> SUPPLIED MATERIAL:
----------------
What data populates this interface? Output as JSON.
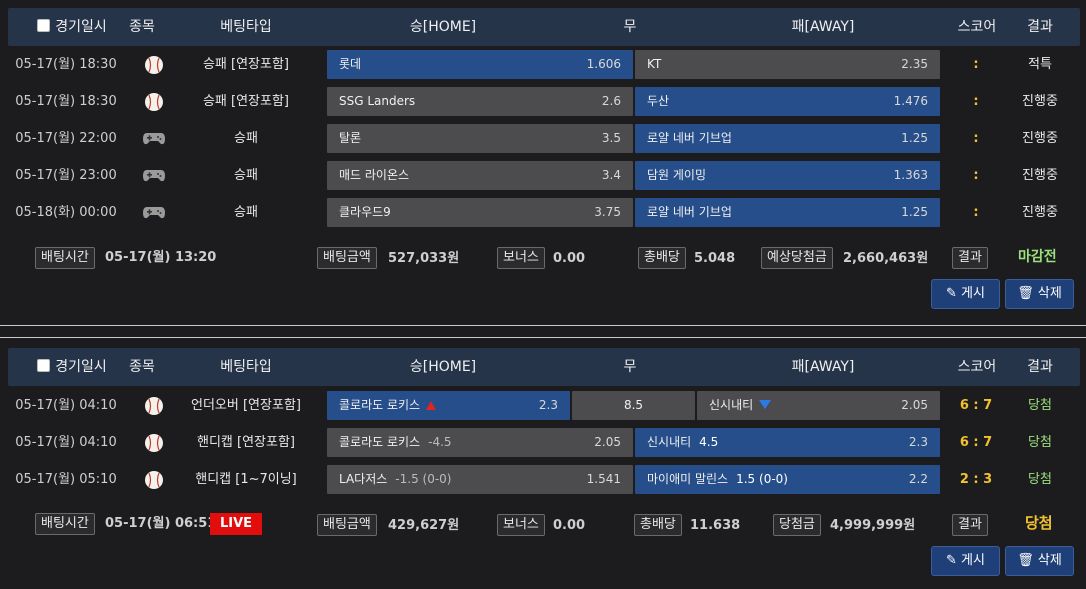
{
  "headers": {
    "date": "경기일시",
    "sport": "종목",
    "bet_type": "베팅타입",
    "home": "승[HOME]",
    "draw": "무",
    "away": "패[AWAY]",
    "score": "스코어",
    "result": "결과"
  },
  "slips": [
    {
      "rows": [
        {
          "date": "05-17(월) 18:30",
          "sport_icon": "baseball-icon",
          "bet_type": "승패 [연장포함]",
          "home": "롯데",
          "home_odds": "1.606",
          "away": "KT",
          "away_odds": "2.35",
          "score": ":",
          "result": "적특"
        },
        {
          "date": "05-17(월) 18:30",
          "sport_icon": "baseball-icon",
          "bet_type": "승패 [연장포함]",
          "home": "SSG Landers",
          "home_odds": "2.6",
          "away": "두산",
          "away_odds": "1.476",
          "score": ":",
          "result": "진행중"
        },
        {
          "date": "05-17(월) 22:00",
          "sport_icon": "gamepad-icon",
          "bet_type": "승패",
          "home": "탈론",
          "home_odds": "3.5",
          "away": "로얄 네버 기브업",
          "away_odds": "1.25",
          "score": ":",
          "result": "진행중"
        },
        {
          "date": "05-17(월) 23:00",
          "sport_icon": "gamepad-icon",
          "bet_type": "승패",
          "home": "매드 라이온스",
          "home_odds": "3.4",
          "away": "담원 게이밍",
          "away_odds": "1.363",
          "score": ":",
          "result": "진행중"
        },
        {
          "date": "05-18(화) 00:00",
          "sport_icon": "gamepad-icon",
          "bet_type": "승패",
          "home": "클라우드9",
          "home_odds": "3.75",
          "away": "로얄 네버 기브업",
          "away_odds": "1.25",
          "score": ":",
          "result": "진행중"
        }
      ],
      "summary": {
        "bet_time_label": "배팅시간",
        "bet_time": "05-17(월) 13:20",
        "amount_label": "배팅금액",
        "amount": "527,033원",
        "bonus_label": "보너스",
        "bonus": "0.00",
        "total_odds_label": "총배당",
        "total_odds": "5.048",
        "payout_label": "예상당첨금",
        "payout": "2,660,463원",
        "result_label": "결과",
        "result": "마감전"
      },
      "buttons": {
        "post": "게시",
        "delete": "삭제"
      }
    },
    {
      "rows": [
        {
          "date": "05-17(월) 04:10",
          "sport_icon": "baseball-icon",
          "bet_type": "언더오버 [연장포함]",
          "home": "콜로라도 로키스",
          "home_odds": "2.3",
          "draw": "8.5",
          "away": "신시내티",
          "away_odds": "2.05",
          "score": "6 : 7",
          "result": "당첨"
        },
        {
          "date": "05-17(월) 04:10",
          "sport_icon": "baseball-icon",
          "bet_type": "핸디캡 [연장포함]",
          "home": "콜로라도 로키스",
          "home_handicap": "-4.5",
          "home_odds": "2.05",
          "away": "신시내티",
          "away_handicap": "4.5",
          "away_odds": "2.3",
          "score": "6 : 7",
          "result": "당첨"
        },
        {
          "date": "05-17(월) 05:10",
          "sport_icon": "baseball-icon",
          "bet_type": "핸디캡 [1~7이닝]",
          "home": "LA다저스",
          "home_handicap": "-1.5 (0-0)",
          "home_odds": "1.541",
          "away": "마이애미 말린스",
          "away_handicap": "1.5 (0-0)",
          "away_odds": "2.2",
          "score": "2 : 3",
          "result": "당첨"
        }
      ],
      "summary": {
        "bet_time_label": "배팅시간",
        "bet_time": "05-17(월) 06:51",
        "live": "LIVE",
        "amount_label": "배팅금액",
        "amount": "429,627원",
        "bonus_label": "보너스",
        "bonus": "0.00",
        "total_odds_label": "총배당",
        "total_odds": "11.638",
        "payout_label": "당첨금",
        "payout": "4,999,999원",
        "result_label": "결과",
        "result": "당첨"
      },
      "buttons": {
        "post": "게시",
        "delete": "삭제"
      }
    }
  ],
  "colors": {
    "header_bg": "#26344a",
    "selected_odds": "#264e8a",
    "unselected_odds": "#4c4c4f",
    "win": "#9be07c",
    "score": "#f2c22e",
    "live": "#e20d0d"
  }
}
----------------
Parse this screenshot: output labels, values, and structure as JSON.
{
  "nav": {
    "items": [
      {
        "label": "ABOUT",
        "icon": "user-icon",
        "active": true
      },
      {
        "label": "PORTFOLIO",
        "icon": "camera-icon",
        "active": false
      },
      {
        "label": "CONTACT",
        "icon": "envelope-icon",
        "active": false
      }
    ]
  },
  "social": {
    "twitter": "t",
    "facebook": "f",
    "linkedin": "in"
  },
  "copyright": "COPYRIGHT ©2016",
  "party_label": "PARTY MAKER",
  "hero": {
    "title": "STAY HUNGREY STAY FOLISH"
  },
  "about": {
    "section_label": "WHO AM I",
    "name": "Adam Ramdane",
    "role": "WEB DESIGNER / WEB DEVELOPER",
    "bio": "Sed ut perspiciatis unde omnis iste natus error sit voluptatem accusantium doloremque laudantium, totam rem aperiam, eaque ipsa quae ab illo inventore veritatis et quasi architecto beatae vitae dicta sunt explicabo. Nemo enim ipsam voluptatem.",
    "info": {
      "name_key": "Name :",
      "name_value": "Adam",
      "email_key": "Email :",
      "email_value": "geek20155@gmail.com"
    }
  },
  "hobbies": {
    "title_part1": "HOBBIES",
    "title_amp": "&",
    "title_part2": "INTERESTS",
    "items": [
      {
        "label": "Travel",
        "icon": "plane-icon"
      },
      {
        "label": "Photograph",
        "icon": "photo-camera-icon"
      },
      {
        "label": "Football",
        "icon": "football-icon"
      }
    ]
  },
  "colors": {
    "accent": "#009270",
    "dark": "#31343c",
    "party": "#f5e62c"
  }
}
----------------
> WHAT TO DO: Write out every line of the preceding listing that contains "date".

> CORRECT OUTPUT:
    "date": "경기일시",
          "date": "05-17(월) 18:30",
          "date": "05-17(월) 18:30",
          "date": "05-17(월) 22:00",
          "date": "05-17(월) 23:00",
          "date": "05-18(화) 00:00",
          "date": "05-17(월) 04:10",
          "date": "05-17(월) 04:10",
          "date": "05-17(월) 05:10",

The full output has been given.